Work to be completed —
Transcribe every entry word for word, but skip the images.
#####
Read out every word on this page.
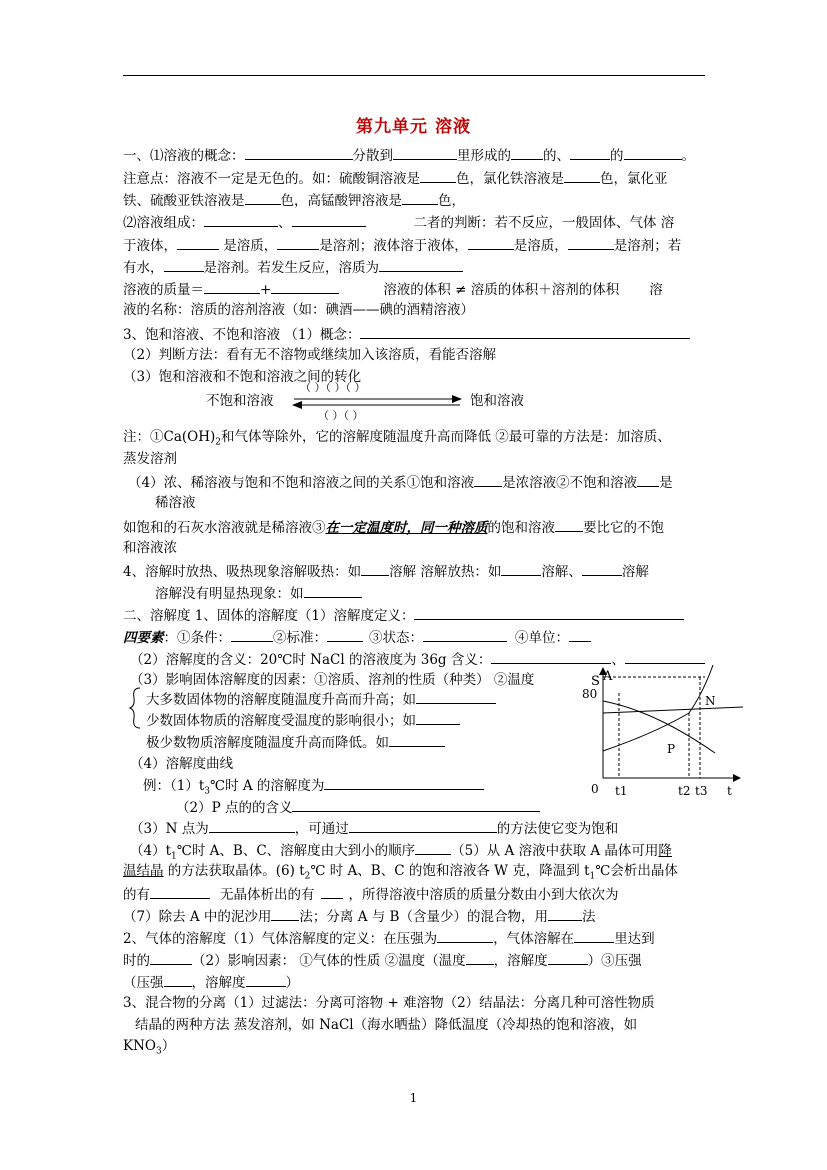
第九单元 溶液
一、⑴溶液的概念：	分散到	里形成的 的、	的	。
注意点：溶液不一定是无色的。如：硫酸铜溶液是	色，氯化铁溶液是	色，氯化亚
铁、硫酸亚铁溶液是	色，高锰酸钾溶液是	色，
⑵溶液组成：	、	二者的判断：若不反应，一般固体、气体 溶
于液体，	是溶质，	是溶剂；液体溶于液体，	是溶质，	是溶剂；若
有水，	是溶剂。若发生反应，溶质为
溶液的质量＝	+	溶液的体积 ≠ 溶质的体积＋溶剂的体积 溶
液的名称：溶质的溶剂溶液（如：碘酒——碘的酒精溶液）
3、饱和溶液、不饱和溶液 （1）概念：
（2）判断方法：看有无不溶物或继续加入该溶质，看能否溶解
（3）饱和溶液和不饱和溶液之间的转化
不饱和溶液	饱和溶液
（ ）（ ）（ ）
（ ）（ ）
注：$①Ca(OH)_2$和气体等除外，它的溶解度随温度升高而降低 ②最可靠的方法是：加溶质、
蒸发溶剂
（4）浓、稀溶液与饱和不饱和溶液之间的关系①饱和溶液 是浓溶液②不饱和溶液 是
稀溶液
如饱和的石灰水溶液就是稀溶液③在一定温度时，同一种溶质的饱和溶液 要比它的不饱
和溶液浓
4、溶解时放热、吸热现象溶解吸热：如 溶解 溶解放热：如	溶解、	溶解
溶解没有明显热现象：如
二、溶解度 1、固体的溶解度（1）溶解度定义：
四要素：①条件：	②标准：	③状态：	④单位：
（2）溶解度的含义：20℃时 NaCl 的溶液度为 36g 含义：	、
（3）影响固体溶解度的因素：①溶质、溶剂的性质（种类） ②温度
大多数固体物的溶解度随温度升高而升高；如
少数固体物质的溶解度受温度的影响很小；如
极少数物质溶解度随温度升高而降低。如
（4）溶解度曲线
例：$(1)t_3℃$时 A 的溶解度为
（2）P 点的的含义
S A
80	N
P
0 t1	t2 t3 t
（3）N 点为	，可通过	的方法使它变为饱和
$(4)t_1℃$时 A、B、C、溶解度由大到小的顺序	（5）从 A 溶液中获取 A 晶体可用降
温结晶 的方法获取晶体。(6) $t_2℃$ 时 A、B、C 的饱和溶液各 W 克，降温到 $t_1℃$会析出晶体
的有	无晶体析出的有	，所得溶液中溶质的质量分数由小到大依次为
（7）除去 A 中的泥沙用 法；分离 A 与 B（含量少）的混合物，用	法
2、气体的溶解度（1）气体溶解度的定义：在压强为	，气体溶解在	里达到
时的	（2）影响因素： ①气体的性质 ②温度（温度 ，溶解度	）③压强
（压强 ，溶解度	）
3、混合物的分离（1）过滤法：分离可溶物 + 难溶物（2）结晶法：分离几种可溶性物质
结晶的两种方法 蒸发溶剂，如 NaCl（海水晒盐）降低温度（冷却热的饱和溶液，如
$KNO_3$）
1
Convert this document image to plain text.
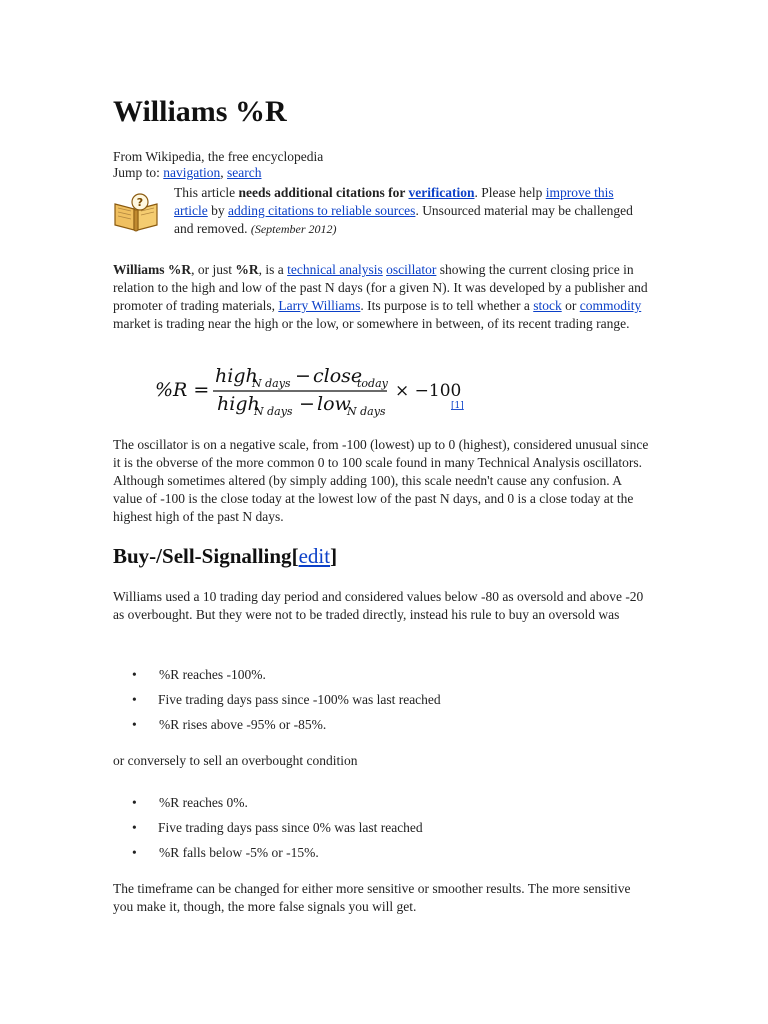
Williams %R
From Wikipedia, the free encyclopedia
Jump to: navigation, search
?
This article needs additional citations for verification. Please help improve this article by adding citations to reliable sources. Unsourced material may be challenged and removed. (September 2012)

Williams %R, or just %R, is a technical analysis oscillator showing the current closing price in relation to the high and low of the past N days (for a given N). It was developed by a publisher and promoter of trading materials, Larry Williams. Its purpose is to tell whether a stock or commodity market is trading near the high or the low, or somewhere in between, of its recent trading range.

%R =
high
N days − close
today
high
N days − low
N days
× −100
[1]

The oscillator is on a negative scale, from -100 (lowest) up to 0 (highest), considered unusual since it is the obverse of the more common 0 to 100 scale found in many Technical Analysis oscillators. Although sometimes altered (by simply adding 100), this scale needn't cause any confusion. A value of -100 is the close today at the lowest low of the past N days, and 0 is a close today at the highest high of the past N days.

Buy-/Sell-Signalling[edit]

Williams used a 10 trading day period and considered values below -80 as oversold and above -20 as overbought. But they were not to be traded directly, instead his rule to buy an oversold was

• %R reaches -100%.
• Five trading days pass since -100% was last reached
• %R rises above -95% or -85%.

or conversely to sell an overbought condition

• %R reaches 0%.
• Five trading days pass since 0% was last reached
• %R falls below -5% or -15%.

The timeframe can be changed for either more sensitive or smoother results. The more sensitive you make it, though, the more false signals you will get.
#####
Exercise result —
Read out every word on this page.
第九单元 溶液
一、⑴溶液的概念：	分散到	里形成的 的、	的	。
注意点：溶液不一定是无色的。如：硫酸铜溶液是	色，氯化铁溶液是	色，氯化亚
铁、硫酸亚铁溶液是	色，高锰酸钾溶液是	色，
⑵溶液组成：	、	二者的判断：若不反应，一般固体、气体 溶
于液体，	是溶质，	是溶剂；液体溶于液体，	是溶质，	是溶剂；若
有水，	是溶剂。若发生反应，溶质为
溶液的质量＝	+	溶液的体积 ≠ 溶质的体积＋溶剂的体积 溶
液的名称：溶质的溶剂溶液（如：碘酒——碘的酒精溶液）
3、饱和溶液、不饱和溶液 （1）概念：
（2）判断方法：看有无不溶物或继续加入该溶质，看能否溶解
（3）饱和溶液和不饱和溶液之间的转化
不饱和溶液	饱和溶液
（ ）（ ）（ ）
（ ）（ ）
注：$①Ca(OH)_2$和气体等除外，它的溶解度随温度升高而降低 ②最可靠的方法是：加溶质、
蒸发溶剂
（4）浓、稀溶液与饱和不饱和溶液之间的关系①饱和溶液 是浓溶液②不饱和溶液 是
稀溶液
如饱和的石灰水溶液就是稀溶液③在一定温度时，同一种溶质的饱和溶液 要比它的不饱
和溶液浓
4、溶解时放热、吸热现象溶解吸热：如 溶解 溶解放热：如	溶解、	溶解
溶解没有明显热现象：如
二、溶解度 1、固体的溶解度（1）溶解度定义：
四要素：①条件：	②标准：	③状态：	④单位：
（2）溶解度的含义：20℃时 NaCl 的溶液度为 36g 含义：	、
（3）影响固体溶解度的因素：①溶质、溶剂的性质（种类） ②温度
大多数固体物的溶解度随温度升高而升高；如
少数固体物质的溶解度受温度的影响很小；如
极少数物质溶解度随温度升高而降低。如
（4）溶解度曲线
例：$(1)t_3℃$时 A 的溶解度为
（2）P 点的的含义
S A
80	N
P
0 t1	t2 t3 t
（3）N 点为	，可通过	的方法使它变为饱和
$(4)t_1℃$时 A、B、C、溶解度由大到小的顺序	（5）从 A 溶液中获取 A 晶体可用降
温结晶 的方法获取晶体。(6) $t_2℃$ 时 A、B、C 的饱和溶液各 W 克，降温到 $t_1℃$会析出晶体
的有	无晶体析出的有	，所得溶液中溶质的质量分数由小到大依次为
（7）除去 A 中的泥沙用 法；分离 A 与 B（含量少）的混合物，用	法
2、气体的溶解度（1）气体溶解度的定义：在压强为	，气体溶解在	里达到
时的	（2）影响因素： ①气体的性质 ②温度（温度 ，溶解度	）③压强
（压强 ，溶解度	）
3、混合物的分离（1）过滤法：分离可溶物 + 难溶物（2）结晶法：分离几种可溶性物质
结晶的两种方法 蒸发溶剂，如 NaCl（海水晒盐）降低温度（冷却热的饱和溶液，如
$KNO_3$）
1
Convert this document image to plain text.
Williams %R
From Wikipedia, the free encyclopedia
Jump to: navigation, search
?
This article needs additional citations for verification. Please help improve this article by adding citations to reliable sources. Unsourced material may be challenged and removed. (September 2012)

Williams %R, or just %R, is a technical analysis oscillator showing the current closing price in relation to the high and low of the past N days (for a given N). It was developed by a publisher and promoter of trading materials, Larry Williams. Its purpose is to tell whether a stock or commodity market is trading near the high or the low, or somewhere in between, of its recent trading range.

%R =
high
N days − close
today
high
N days − low
N days
× −100
[1]

The oscillator is on a negative scale, from -100 (lowest) up to 0 (highest), considered unusual since it is the obverse of the more common 0 to 100 scale found in many Technical Analysis oscillators. Although sometimes altered (by simply adding 100), this scale needn't cause any confusion. A value of -100 is the close today at the lowest low of the past N days, and 0 is a close today at the highest high of the past N days.

Buy-/Sell-Signalling[edit]

Williams used a 10 trading day period and considered values below -80 as oversold and above -20 as overbought. But they were not to be traded directly, instead his rule to buy an oversold was

• %R reaches -100%.
• Five trading days pass since -100% was last reached
• %R rises above -95% or -85%.

or conversely to sell an overbought condition

• %R reaches 0%.
• Five trading days pass since 0% was last reached
• %R falls below -5% or -15%.

The timeframe can be changed for either more sensitive or smoother results. The more sensitive you make it, though, the more false signals you will get.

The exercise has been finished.